> [PROBLEM REQUIREMENTS]:
Go through the records underneath and write each one out again exactly.

## start MATERIALS PROVIDED

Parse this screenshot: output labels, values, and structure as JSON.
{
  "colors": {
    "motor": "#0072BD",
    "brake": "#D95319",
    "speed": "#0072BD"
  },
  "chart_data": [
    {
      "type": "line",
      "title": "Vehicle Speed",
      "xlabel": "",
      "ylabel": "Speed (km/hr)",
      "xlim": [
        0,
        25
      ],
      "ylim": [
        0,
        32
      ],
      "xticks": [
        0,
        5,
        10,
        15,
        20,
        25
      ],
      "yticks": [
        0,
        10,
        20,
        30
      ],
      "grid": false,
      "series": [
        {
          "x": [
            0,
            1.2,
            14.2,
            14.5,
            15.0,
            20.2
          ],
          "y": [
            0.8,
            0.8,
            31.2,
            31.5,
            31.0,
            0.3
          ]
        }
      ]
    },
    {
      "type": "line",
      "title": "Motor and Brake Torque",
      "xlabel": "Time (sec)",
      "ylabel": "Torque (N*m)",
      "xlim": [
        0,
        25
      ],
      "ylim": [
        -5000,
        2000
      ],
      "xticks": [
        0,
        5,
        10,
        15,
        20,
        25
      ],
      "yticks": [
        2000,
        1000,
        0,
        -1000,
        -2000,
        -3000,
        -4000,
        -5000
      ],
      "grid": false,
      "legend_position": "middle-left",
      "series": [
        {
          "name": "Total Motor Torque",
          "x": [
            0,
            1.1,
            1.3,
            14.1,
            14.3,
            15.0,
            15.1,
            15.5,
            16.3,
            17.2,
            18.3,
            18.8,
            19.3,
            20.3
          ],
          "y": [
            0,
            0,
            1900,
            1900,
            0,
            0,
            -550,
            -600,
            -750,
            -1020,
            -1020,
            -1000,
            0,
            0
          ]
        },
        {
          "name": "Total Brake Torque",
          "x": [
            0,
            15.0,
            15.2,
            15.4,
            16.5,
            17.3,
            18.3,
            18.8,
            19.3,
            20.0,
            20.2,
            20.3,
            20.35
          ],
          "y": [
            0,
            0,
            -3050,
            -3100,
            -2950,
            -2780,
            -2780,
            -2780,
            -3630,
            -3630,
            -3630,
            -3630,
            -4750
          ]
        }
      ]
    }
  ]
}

## end MATERIALS PROVIDED

> [THE COMPLETED TASK]:
Parse this screenshot: output labels, values, and structure as JSON.
{
  "colors": {
    "motor": "#0072BD",
    "brake": "#D95319",
    "speed": "#0072BD"
  },
  "chart_data": [
    {
      "type": "line",
      "title": "Vehicle Speed",
      "xlabel": "",
      "ylabel": "Speed (km/hr)",
      "xlim": [
        0,
        25
      ],
      "ylim": [
        0,
        32
      ],
      "xticks": [
        0,
        5,
        10,
        15,
        20,
        25
      ],
      "yticks": [
        0,
        10,
        20,
        30
      ],
      "grid": false,
      "series": [
        {
          "x": [
            0,
            1.2,
            14.2,
            14.5,
            15.0,
            20.2
          ],
          "y": [
            0.8,
            0.8,
            31.2,
            31.5,
            31.0,
            0.3
          ]
        }
      ]
    },
    {
      "type": "line",
      "title": "Motor and Brake Torque",
      "xlabel": "Time (sec)",
      "ylabel": "Torque (N*m)",
      "xlim": [
        0,
        25
      ],
      "ylim": [
        -5000,
        2000
      ],
      "xticks": [
        0,
        5,
        10,
        15,
        20,
        25
      ],
      "yticks": [
        2000,
        1000,
        0,
        -1000,
        -2000,
        -3000,
        -4000,
        -5000
      ],
      "grid": false,
      "legend_position": "middle-left",
      "series": [
        {
          "name": "Total Motor Torque",
          "x": [
            0,
            1.1,
            1.3,
            14.1,
            14.3,
            15.0,
            15.1,
            15.5,
            16.3,
            17.2,
            18.3,
            18.8,
            19.3,
            20.3
          ],
          "y": [
            0,
            0,
            1900,
            1900,
            0,
            0,
            -550,
            -600,
            -750,
            -1020,
            -1020,
            -1000,
            0,
            0
          ]
        },
        {
          "name": "Total Brake Torque",
          "x": [
            0,
            15.0,
            15.2,
            15.4,
            16.5,
            17.3,
            18.3,
            18.8,
            19.3,
            20.0,
            20.2,
            20.3,
            20.35
          ],
          "y": [
            0,
            0,
            -3050,
            -3100,
            -2950,
            -2780,
            -2780,
            -2780,
            -3630,
            -3630,
            -3630,
            -3630,
            -4750
          ]
        }
      ]
    }
  ]
}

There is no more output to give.